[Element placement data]
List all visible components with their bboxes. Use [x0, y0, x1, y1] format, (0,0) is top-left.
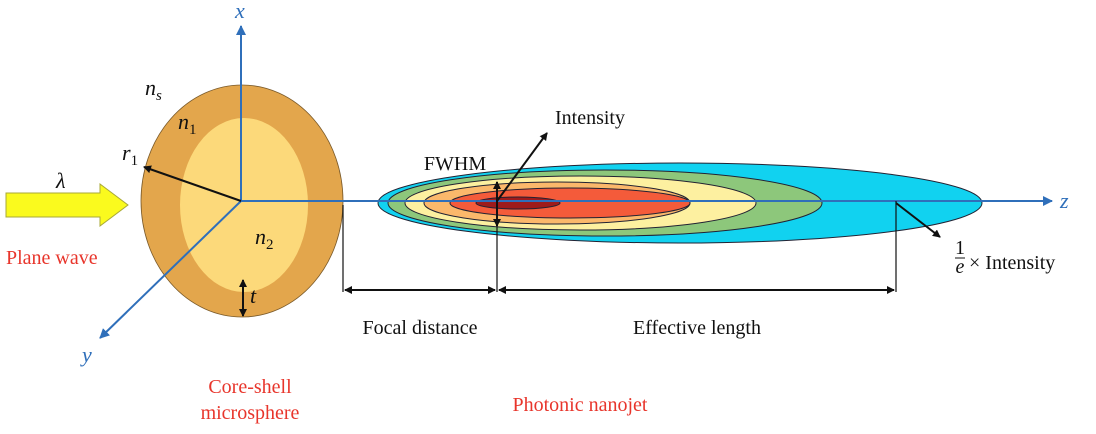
n-s-label: ns: [145, 75, 162, 104]
focal-distance-label: Focal distance: [363, 317, 478, 339]
jet-contour-darkred: [475, 196, 561, 210]
core-shell-label-line2: microsphere: [201, 402, 300, 424]
effective-length-label: Effective length: [633, 317, 761, 339]
microsphere-core: [180, 118, 308, 292]
z-axis-label: z: [1059, 188, 1069, 213]
inv-e-intensity-label: 1 e × Intensity: [955, 237, 1055, 278]
y-axis-label: y: [80, 342, 92, 367]
svg-text:1: 1: [955, 237, 965, 259]
photonic-nanojet: [377, 162, 983, 244]
svg-text:e: e: [956, 256, 965, 278]
n-2-label: n2: [255, 224, 274, 253]
lambda-label: λ: [55, 168, 66, 193]
plane-wave-label: Plane wave: [6, 247, 98, 269]
x-axis-label: x: [234, 0, 245, 23]
radius-arrow: [143, 165, 242, 202]
intensity-arrow: [496, 132, 548, 202]
photonic-nanojet-label: Photonic nanojet: [513, 394, 648, 416]
intensity-label: Intensity: [555, 107, 625, 129]
t-label: t: [250, 283, 257, 308]
core-shell-label-line1: Core-shell: [208, 376, 292, 398]
svg-text:× Intensity: × Intensity: [969, 252, 1055, 274]
plane-wave-arrow: [5, 183, 129, 227]
jet-contour-red: [449, 187, 691, 219]
fwhm-label: FWHM: [424, 153, 486, 175]
n-1-label: n1: [178, 109, 197, 138]
y-axis: [99, 200, 242, 339]
r-1-label: r1: [122, 140, 138, 169]
inv-e-intensity-arrow: [895, 202, 941, 238]
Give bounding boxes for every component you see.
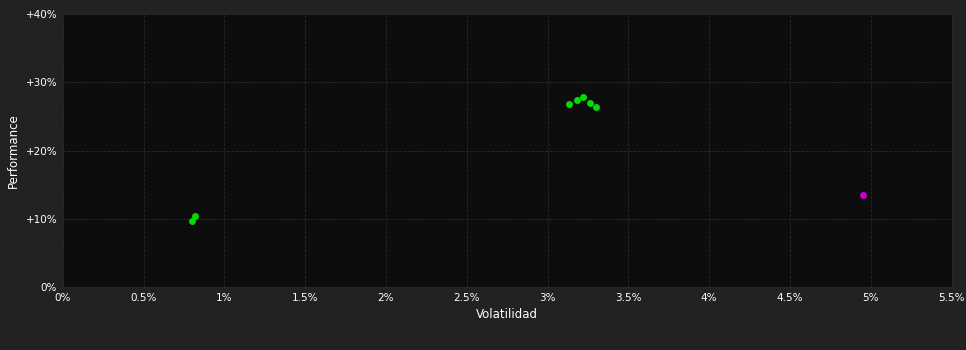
- Point: [582, 100, 597, 106]
- Point: [185, 219, 200, 224]
- Point: [561, 101, 577, 107]
- Point: [187, 213, 203, 219]
- Point: [855, 192, 870, 198]
- Point: [588, 104, 604, 110]
- Point: [569, 97, 584, 103]
- Y-axis label: Performance: Performance: [7, 113, 20, 188]
- X-axis label: Volatilidad: Volatilidad: [476, 308, 538, 321]
- Point: [576, 94, 591, 100]
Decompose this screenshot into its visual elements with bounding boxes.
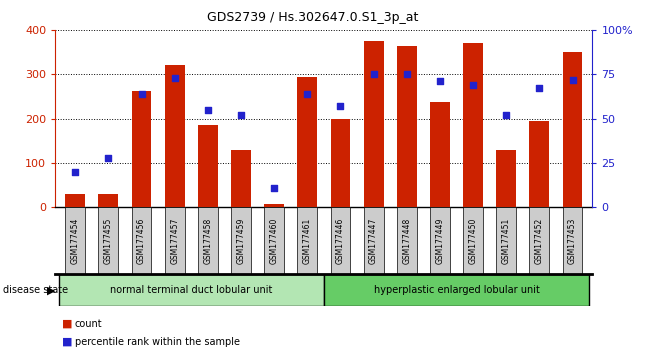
Point	[567, 77, 577, 82]
Bar	[463, 207, 483, 274]
Bar	[364, 207, 383, 274]
Bar	[298, 207, 317, 274]
Bar	[430, 102, 450, 207]
Text: GSM177460: GSM177460	[270, 217, 279, 264]
Text: GSM177456: GSM177456	[137, 217, 146, 264]
Bar	[529, 121, 549, 207]
Text: GDS2739 / Hs.302647.0.S1_3p_at: GDS2739 / Hs.302647.0.S1_3p_at	[207, 11, 418, 24]
Bar	[331, 207, 350, 274]
Bar	[165, 207, 185, 274]
Bar	[59, 274, 324, 306]
Point	[202, 107, 213, 113]
Bar	[324, 274, 589, 306]
Bar	[264, 207, 284, 274]
Bar	[397, 207, 417, 274]
Point	[103, 155, 113, 160]
Bar	[98, 194, 118, 207]
Point	[236, 112, 246, 118]
Text: ■: ■	[62, 337, 72, 347]
Bar	[496, 150, 516, 207]
Bar	[397, 46, 417, 207]
Text: GSM177451: GSM177451	[502, 218, 511, 264]
Bar	[198, 207, 218, 274]
Bar	[364, 41, 383, 207]
Bar	[562, 52, 583, 207]
Bar	[165, 65, 185, 207]
Bar	[198, 125, 218, 207]
Text: GSM177458: GSM177458	[203, 218, 212, 264]
Text: GSM177447: GSM177447	[369, 217, 378, 264]
Bar	[132, 91, 152, 207]
Text: GSM177448: GSM177448	[402, 218, 411, 264]
Text: GSM177459: GSM177459	[236, 217, 245, 264]
Text: GSM177454: GSM177454	[71, 217, 79, 264]
Bar	[65, 194, 85, 207]
Text: disease state: disease state	[3, 285, 68, 295]
Text: hyperplastic enlarged lobular unit: hyperplastic enlarged lobular unit	[374, 285, 540, 295]
Point	[534, 86, 545, 91]
Point	[368, 72, 379, 77]
Bar	[231, 150, 251, 207]
Text: count: count	[75, 319, 102, 329]
Point	[468, 82, 478, 88]
Bar	[430, 207, 450, 274]
Text: GSM177452: GSM177452	[535, 218, 544, 264]
Text: GSM177446: GSM177446	[336, 217, 345, 264]
Point	[335, 103, 346, 109]
Point	[169, 75, 180, 81]
Point	[269, 185, 279, 190]
Text: normal terminal duct lobular unit: normal terminal duct lobular unit	[110, 285, 273, 295]
Text: ▶: ▶	[46, 285, 55, 295]
Bar	[529, 207, 549, 274]
Bar	[65, 207, 85, 274]
Point	[435, 79, 445, 84]
Bar	[132, 207, 152, 274]
Text: ■: ■	[62, 319, 72, 329]
Bar	[231, 207, 251, 274]
Bar	[496, 207, 516, 274]
Text: GSM177450: GSM177450	[469, 217, 478, 264]
Bar	[562, 207, 583, 274]
Text: GSM177455: GSM177455	[104, 217, 113, 264]
Point	[70, 169, 81, 175]
Text: GSM177449: GSM177449	[436, 217, 445, 264]
Point	[402, 72, 412, 77]
Text: GSM177453: GSM177453	[568, 217, 577, 264]
Bar	[98, 207, 118, 274]
Text: GSM177461: GSM177461	[303, 218, 312, 264]
Point	[136, 91, 146, 97]
Text: GSM177457: GSM177457	[170, 217, 179, 264]
Bar	[331, 119, 350, 207]
Text: percentile rank within the sample: percentile rank within the sample	[75, 337, 240, 347]
Bar	[298, 78, 317, 207]
Point	[302, 91, 312, 97]
Bar	[463, 44, 483, 207]
Bar	[264, 204, 284, 207]
Point	[501, 112, 512, 118]
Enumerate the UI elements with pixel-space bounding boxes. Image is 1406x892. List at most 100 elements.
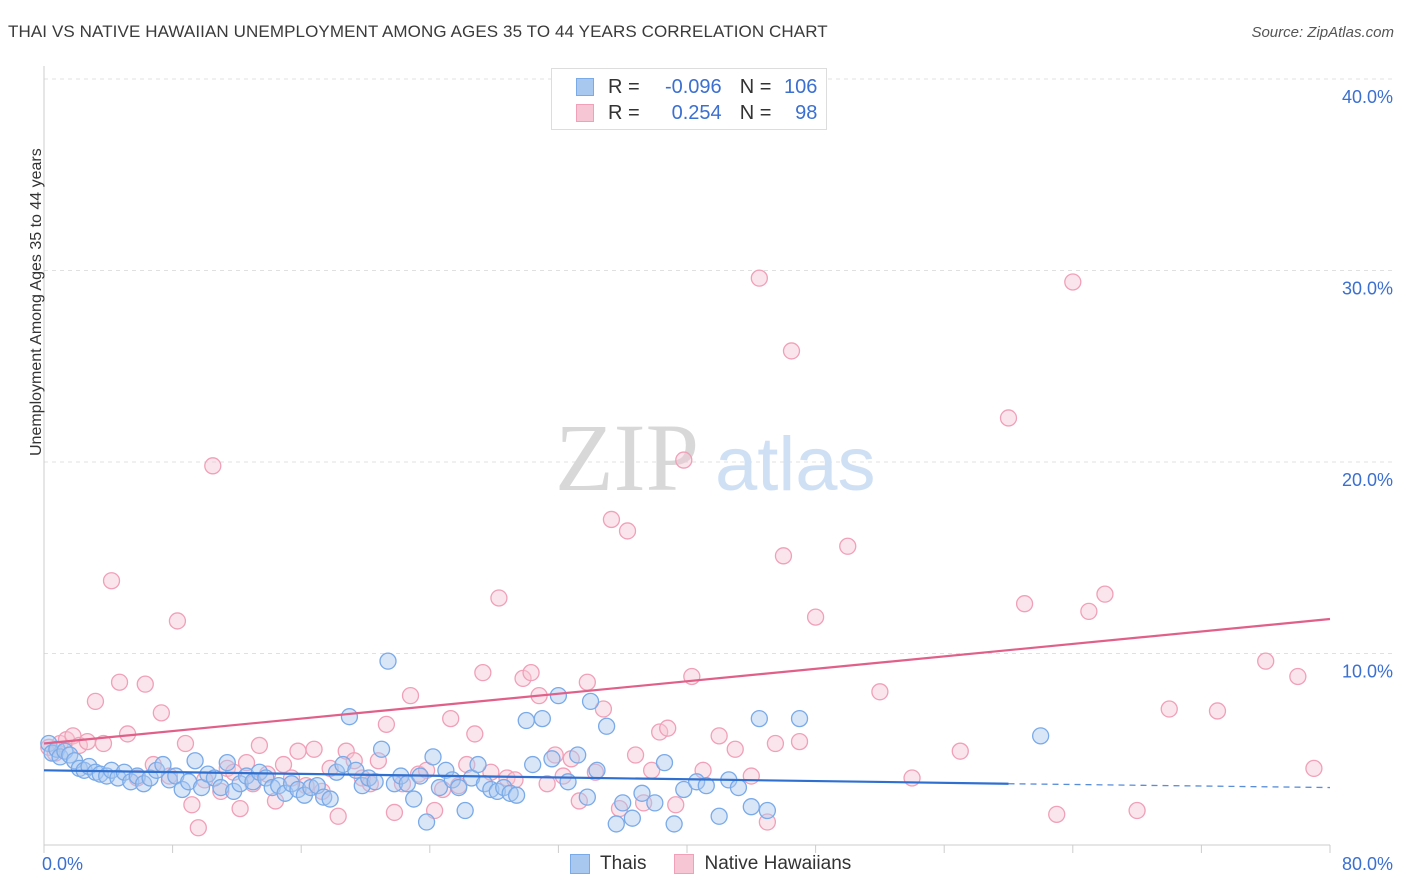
trend-line-native-hawaiians (43, 617, 1331, 745)
data-point (186, 752, 204, 770)
data-point (782, 342, 801, 360)
data-point (385, 803, 404, 822)
series-native-hawaiians (40, 269, 1323, 837)
data-point (742, 798, 760, 816)
data-point (951, 742, 969, 760)
x-tick-label: 0.0% (42, 854, 83, 874)
data-point (366, 773, 384, 791)
legend-label-thais: Thais (600, 853, 647, 874)
data-point (168, 612, 187, 630)
data-point (588, 761, 606, 779)
data-point (522, 664, 540, 682)
data-point (430, 778, 449, 797)
data-point (524, 755, 542, 774)
data-point (1289, 667, 1307, 686)
data-point (774, 547, 793, 565)
data-point (305, 740, 323, 758)
data-point (806, 608, 825, 626)
data-point (626, 746, 645, 764)
data-point (1257, 652, 1275, 670)
trend-line-thais (43, 769, 1009, 785)
data-point (675, 780, 693, 799)
data-point (1080, 602, 1098, 621)
data-point (578, 788, 596, 806)
data-point (372, 740, 391, 758)
axes (43, 66, 1331, 853)
watermark: ZIP atlas (555, 404, 876, 511)
data-point (450, 778, 468, 797)
data-point (602, 510, 621, 529)
data-point (102, 572, 121, 590)
data-point (687, 773, 706, 791)
data-point (569, 746, 587, 764)
data-point (750, 709, 768, 728)
data-point (401, 686, 420, 705)
data-point (321, 790, 339, 808)
data-point (729, 778, 748, 797)
data-point (189, 819, 207, 837)
tick-labels: 10.0% 20.0% 30.0% 40.0% 0.0% 80.0% (42, 87, 1393, 874)
y-tick-label: 20.0% (1342, 470, 1393, 490)
data-point (758, 801, 777, 820)
y-axis-label: Unemployment Among Ages 35 to 44 years (28, 148, 45, 456)
data-point (549, 686, 568, 705)
data-point (237, 754, 256, 772)
data-point (205, 769, 224, 787)
data-point (442, 709, 460, 728)
data-point (999, 409, 1018, 427)
data-point (543, 750, 561, 768)
data-point (581, 692, 600, 711)
data-point (340, 708, 359, 726)
data-point (667, 796, 685, 814)
legend-item-native-hawaiians[interactable]: Native Hawaiians (674, 853, 851, 875)
data-point (1064, 273, 1082, 291)
data-point (665, 815, 683, 833)
data-point (538, 775, 556, 793)
data-point (1305, 759, 1323, 778)
data-point (302, 778, 320, 797)
y-tick-label: 40.0% (1342, 87, 1393, 107)
legend-item-thais[interactable]: Thais (570, 853, 646, 875)
data-point (651, 723, 669, 741)
legend-row-hawaiian: R = 0.254 N = 98 (576, 101, 817, 125)
data-point (697, 776, 715, 795)
legend-r-value-thai: -0.096 (664, 75, 722, 98)
data-point (437, 761, 455, 779)
y-tick-label: 10.0% (1342, 662, 1393, 682)
data-point (790, 732, 809, 751)
data-point (1096, 585, 1114, 603)
data-point (490, 589, 508, 607)
data-point (86, 692, 105, 711)
legend-r-value-hawaiian: 0.254 (671, 101, 722, 124)
data-point (94, 734, 113, 753)
y-tick-label: 30.0% (1342, 279, 1393, 299)
data-point (1032, 727, 1050, 745)
data-point (405, 790, 423, 808)
data-point (176, 734, 195, 753)
series-legend: Thais Native Hawaiians (570, 852, 879, 876)
data-point (250, 736, 269, 755)
data-point (379, 652, 397, 670)
data-point (501, 784, 519, 802)
data-point (742, 767, 760, 785)
data-point (424, 748, 442, 766)
watermark-zip: ZIP (555, 404, 699, 511)
data-point (1208, 702, 1227, 720)
data-point (533, 709, 551, 728)
data-point (474, 664, 492, 682)
data-point (1048, 805, 1066, 824)
data-point (766, 734, 785, 753)
data-point (136, 675, 154, 693)
source-label: Source: ZipAtlas.com (1251, 24, 1394, 41)
data-point (750, 269, 768, 287)
trend-line-thais-extension (1008, 783, 1331, 789)
data-point (839, 537, 857, 555)
data-point (183, 796, 201, 814)
legend-swatch-native-hawaiians (674, 854, 695, 874)
data-point (289, 742, 307, 760)
data-point (1128, 801, 1146, 820)
data-point (456, 801, 474, 820)
data-point (659, 719, 677, 737)
data-point (507, 786, 526, 804)
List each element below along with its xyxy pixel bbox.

STATED GOAL » Copy out the stretch of the listing above from the line containing "trend-line-native-hawaiians (43, 617, 1331, 745)" through the line containing "data-point (806, 608, 825, 626)", both included, with no changes.

CORRECT RESULT »
trend-line-native-hawaiians (43, 617, 1331, 745)
data-point (186, 752, 204, 770)
data-point (782, 342, 801, 360)
data-point (385, 803, 404, 822)
series-native-hawaiians (40, 269, 1323, 837)
data-point (742, 798, 760, 816)
data-point (951, 742, 969, 760)
x-tick-label: 0.0% (42, 854, 83, 874)
data-point (366, 773, 384, 791)
legend-label-thais: Thais (600, 853, 647, 874)
data-point (168, 612, 187, 630)
data-point (588, 761, 606, 779)
data-point (522, 664, 540, 682)
data-point (430, 778, 449, 797)
data-point (524, 755, 542, 774)
data-point (1289, 667, 1307, 686)
data-point (774, 547, 793, 565)
data-point (305, 740, 323, 758)
data-point (806, 608, 825, 626)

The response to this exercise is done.